§ What the task requires:
Each line in the entries below that holds the string "same" is to be listed.

* START *

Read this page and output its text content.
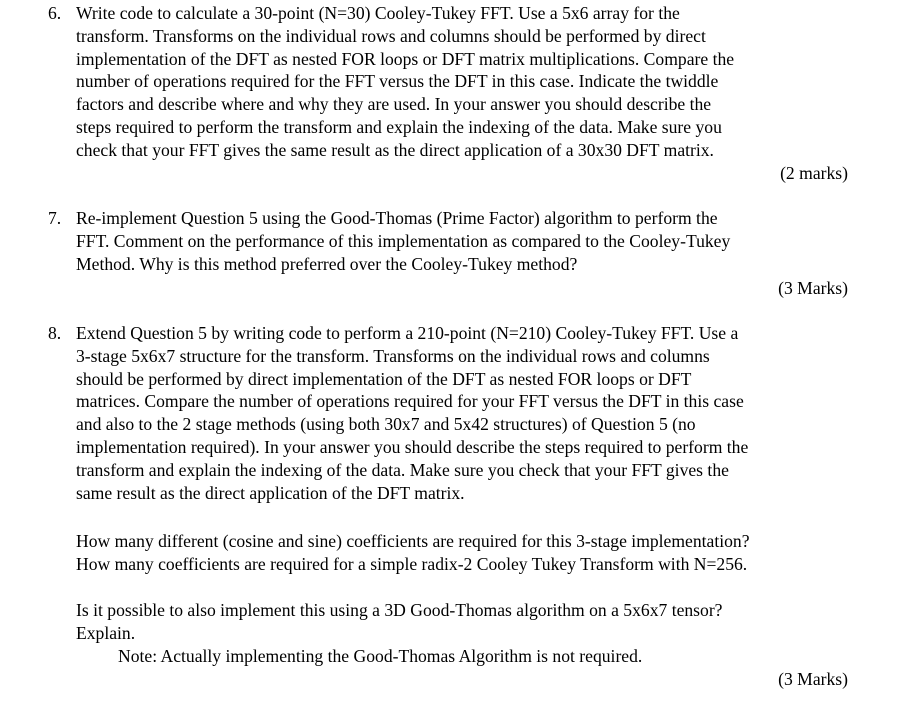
6. Write code to calculate a 30-point (N=30) Cooley-Tukey FFT. Use a 5x6 array for the
transform. Transforms on the individual rows and columns should be performed by direct
implementation of the DFT as nested FOR loops or DFT matrix multiplications. Compare the
number of operations required for the FFT versus the DFT in this case. Indicate the twiddle
factors and describe where and why they are used. In your answer you should describe the
steps required to perform the transform and explain the indexing of the data. Make sure you
check that your FFT gives the same result as the direct application of a 30x30 DFT matrix.
(2 marks)
7. Re-implement Question 5 using the Good-Thomas (Prime Factor) algorithm to perform the
FFT. Comment on the performance of this implementation as compared to the Cooley-Tukey
Method. Why is this method preferred over the Cooley-Tukey method?
(3 Marks)
8. Extend Question 5 by writing code to perform a 210-point (N=210) Cooley-Tukey FFT. Use a
3-stage 5x6x7 structure for the transform. Transforms on the individual rows and columns
should be performed by direct implementation of the DFT as nested FOR loops or DFT
matrices. Compare the number of operations required for your FFT versus the DFT in this case
and also to the 2 stage methods (using both 30x7 and 5x42 structures) of Question 5 (no
implementation required). In your answer you should describe the steps required to perform the
transform and explain the indexing of the data. Make sure you check that your FFT gives the
same result as the direct application of the DFT matrix.
How many different (cosine and sine) coefficients are required for this 3-stage implementation?
How many coefficients are required for a simple radix-2 Cooley Tukey Transform with N=256.
Is it possible to also implement this using a 3D Good-Thomas algorithm on a 5x6x7 tensor?
Explain.
Note: Actually implementing the Good-Thomas Algorithm is not required.
(3 Marks)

* END *

§ Task answer:
check that your FFT gives the same result as the direct application of a 30x30 DFT matrix.
same result as the direct application of the DFT matrix.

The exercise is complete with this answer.